WHAT YOU HAVE TO DO:
Copy out lines with the word "value" from the material that follows.

(Dataset records)
--- --- ---

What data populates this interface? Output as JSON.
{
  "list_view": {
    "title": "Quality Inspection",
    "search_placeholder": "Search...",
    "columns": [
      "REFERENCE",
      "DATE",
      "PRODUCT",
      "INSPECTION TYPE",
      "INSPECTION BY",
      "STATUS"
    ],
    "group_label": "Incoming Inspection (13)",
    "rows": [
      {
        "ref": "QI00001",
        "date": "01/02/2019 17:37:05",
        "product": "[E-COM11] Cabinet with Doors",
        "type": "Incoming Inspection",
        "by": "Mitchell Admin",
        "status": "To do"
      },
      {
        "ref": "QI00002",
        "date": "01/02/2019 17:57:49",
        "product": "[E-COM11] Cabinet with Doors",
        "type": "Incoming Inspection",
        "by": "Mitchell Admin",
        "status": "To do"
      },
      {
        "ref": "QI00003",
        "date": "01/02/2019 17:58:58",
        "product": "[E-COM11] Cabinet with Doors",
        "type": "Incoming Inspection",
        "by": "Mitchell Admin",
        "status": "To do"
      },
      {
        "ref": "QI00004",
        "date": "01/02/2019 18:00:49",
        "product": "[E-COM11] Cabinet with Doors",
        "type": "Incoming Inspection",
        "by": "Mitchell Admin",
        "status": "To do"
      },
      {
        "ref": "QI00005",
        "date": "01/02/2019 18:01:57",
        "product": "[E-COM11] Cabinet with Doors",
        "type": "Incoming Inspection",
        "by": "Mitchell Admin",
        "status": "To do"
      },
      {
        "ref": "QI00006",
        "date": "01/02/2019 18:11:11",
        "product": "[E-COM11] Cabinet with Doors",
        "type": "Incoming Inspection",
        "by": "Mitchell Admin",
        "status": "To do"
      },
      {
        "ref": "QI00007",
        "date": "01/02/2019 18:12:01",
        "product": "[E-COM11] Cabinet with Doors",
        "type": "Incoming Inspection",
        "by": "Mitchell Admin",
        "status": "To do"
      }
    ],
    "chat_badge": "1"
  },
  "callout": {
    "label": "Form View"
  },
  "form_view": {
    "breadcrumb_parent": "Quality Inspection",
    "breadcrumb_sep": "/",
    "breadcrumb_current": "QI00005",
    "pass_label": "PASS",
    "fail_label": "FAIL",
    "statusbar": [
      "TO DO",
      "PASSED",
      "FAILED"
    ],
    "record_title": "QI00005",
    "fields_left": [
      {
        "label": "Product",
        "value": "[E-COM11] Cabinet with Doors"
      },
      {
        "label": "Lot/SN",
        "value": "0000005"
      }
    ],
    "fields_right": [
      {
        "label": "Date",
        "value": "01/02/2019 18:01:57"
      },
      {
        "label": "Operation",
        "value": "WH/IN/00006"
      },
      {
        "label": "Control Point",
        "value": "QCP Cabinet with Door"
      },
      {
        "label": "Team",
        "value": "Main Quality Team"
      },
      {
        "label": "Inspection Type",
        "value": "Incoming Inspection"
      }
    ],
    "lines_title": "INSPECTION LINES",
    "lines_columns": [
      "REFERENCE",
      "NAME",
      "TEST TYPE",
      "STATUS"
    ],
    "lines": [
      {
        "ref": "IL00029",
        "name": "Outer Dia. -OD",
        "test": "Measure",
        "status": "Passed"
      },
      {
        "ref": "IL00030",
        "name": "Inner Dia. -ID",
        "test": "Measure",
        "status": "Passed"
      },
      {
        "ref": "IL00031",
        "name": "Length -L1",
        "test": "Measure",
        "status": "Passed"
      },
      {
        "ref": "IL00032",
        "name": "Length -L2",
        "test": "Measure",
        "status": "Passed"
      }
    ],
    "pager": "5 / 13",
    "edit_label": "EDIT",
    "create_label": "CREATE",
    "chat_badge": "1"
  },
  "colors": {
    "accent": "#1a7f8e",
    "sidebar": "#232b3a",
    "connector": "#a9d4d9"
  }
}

--- --- ---

WRITTEN ANSWER:
        "value": "[E-COM11] Cabinet with Doors"
        "value": "0000005"
        "value": "01/02/2019 18:01:57"
        "value": "WH/IN/00006"
        "value": "QCP Cabinet with Door"
        "value": "Main Quality Team"
        "value": "Incoming Inspection"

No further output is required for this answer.